[Dataset entries]
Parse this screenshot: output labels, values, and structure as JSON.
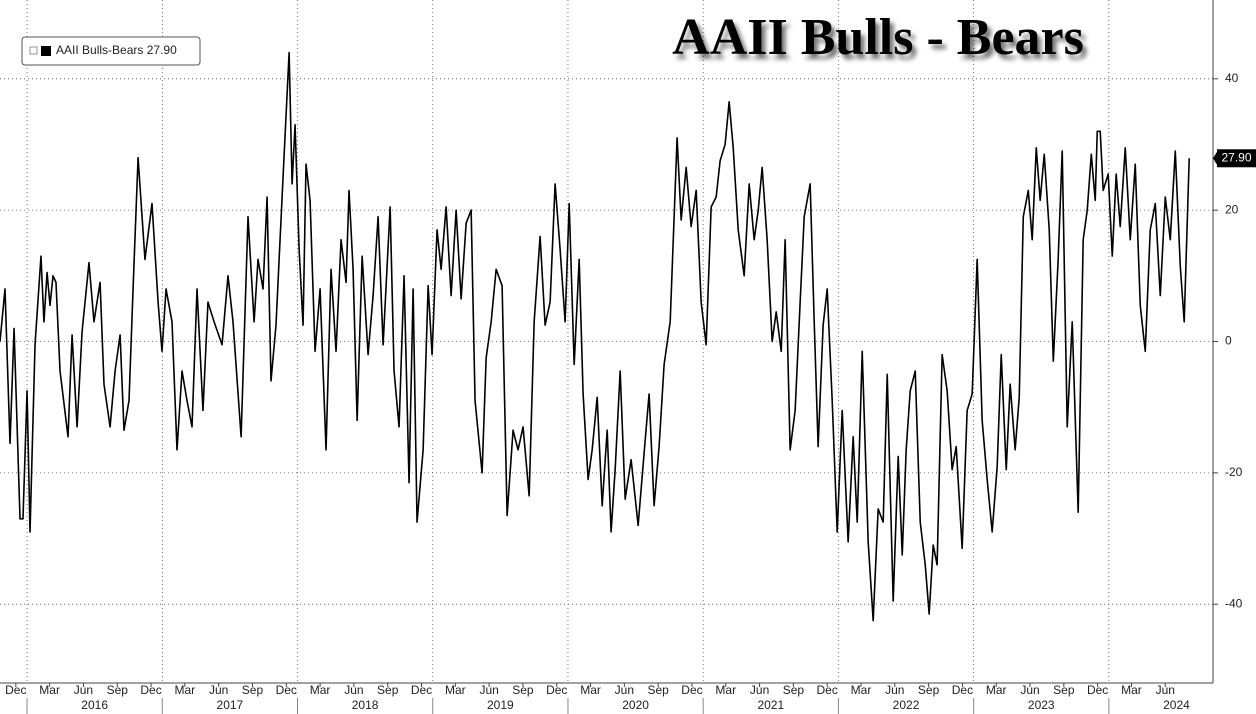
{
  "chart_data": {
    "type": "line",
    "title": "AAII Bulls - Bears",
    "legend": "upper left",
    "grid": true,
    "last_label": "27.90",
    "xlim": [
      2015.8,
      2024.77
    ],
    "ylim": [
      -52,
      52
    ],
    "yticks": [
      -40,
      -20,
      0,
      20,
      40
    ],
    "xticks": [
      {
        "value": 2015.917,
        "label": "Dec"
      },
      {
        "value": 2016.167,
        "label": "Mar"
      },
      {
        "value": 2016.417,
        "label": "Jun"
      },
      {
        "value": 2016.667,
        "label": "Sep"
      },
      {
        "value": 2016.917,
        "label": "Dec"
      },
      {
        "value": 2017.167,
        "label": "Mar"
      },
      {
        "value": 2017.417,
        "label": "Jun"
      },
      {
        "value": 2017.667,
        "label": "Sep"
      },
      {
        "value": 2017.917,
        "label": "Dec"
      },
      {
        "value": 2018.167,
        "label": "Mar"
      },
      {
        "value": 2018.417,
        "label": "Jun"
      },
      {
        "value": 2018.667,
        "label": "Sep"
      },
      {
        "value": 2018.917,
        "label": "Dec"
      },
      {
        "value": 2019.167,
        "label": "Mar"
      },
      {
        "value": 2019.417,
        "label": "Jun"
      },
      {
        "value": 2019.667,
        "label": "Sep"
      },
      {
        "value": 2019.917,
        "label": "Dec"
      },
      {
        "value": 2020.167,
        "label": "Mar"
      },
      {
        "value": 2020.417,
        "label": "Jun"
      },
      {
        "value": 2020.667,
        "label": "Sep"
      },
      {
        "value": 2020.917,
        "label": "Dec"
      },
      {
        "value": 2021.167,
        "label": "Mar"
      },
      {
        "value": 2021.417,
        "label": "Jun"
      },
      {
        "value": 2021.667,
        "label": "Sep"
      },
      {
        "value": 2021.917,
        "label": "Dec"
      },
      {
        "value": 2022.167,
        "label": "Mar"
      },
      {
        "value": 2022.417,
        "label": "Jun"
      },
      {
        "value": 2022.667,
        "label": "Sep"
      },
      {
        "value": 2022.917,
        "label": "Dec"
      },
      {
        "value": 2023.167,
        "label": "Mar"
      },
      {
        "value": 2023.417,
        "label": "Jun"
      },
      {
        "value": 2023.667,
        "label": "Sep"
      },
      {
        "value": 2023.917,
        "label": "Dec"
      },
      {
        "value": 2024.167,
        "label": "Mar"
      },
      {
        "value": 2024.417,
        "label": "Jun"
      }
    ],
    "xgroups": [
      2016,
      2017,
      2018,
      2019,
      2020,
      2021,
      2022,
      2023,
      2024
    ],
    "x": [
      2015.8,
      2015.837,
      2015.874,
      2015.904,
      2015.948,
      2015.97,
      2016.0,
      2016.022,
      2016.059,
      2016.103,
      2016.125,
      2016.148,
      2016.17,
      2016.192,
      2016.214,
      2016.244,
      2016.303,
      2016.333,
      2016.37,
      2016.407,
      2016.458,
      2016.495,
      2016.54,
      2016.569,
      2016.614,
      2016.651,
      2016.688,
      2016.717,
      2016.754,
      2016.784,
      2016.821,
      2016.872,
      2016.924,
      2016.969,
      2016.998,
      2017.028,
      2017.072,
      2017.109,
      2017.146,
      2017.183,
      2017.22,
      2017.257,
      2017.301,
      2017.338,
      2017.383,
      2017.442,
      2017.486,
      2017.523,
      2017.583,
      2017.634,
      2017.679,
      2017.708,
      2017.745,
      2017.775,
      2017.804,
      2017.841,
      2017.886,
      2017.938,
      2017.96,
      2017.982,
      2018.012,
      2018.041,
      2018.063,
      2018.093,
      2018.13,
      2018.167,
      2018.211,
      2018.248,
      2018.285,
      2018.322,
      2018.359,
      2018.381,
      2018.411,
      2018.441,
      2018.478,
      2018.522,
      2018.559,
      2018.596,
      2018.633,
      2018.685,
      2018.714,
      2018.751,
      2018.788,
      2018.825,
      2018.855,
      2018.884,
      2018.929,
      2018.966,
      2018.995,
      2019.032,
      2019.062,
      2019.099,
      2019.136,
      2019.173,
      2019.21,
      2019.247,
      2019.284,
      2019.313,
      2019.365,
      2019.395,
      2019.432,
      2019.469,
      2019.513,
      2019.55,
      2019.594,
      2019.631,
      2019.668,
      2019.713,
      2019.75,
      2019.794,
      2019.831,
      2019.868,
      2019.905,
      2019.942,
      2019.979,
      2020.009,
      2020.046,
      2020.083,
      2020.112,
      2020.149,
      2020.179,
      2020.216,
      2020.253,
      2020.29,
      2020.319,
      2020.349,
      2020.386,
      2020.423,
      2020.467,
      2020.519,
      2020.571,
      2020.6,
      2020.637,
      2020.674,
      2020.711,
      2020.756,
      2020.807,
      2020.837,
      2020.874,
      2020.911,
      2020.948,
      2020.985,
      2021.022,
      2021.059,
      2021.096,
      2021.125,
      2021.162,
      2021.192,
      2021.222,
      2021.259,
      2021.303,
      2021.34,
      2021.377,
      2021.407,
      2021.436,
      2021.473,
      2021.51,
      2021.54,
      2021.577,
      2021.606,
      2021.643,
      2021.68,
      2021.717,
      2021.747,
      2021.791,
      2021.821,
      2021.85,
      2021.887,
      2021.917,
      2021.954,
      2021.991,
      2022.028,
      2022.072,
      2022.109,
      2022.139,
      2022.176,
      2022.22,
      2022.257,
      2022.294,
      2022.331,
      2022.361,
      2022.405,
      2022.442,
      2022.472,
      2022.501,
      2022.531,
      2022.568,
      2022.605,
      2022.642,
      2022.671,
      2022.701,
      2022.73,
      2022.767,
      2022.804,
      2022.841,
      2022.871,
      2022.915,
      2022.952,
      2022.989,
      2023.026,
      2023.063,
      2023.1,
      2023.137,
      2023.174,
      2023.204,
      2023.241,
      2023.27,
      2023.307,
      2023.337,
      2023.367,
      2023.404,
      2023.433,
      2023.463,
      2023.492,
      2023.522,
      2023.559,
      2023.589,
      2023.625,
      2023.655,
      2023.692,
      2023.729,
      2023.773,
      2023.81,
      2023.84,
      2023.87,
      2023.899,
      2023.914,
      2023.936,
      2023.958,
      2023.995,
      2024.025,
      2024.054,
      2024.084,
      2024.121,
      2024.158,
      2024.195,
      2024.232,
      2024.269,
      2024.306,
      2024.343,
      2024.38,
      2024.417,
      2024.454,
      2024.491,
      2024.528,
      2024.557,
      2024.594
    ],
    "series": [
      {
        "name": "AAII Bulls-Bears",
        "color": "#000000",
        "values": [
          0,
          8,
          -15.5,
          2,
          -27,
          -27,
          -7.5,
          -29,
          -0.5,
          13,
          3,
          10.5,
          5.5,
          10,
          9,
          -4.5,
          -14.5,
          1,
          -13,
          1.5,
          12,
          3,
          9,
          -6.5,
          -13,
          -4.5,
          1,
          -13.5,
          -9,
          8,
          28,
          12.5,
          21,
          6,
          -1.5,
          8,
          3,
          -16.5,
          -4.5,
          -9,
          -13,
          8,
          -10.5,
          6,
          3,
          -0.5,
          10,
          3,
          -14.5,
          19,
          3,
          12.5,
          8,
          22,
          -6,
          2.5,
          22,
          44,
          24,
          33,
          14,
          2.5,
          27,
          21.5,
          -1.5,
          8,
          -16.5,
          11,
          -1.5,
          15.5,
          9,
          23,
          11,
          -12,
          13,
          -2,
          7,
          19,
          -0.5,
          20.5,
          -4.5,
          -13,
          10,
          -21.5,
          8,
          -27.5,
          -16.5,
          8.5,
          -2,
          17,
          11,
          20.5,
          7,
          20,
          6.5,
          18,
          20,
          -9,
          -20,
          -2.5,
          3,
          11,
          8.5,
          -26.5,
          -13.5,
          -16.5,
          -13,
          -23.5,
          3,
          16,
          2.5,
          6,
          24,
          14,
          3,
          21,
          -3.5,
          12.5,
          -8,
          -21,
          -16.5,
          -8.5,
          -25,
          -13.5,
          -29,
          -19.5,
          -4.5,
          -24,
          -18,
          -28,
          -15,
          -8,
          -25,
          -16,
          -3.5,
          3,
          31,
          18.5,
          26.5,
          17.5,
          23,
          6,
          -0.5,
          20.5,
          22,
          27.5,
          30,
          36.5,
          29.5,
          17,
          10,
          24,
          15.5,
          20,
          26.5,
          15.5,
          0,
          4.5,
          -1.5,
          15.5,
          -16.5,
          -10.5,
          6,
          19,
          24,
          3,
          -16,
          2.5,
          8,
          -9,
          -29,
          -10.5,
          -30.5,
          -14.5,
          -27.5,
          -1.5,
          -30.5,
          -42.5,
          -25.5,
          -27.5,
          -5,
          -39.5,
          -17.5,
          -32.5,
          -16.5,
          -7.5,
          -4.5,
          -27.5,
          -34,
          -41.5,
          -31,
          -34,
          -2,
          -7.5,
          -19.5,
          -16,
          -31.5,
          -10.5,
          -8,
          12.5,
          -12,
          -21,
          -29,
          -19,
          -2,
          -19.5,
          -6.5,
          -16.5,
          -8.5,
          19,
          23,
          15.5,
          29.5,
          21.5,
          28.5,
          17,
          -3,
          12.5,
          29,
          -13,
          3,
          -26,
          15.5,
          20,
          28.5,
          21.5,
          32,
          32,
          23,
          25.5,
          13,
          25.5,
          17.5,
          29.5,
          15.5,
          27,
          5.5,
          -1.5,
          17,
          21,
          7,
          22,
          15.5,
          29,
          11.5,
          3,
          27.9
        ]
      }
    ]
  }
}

*Written problem*
Count how many lines contain "Bulls" and give only that count.

*Reply to the task*
2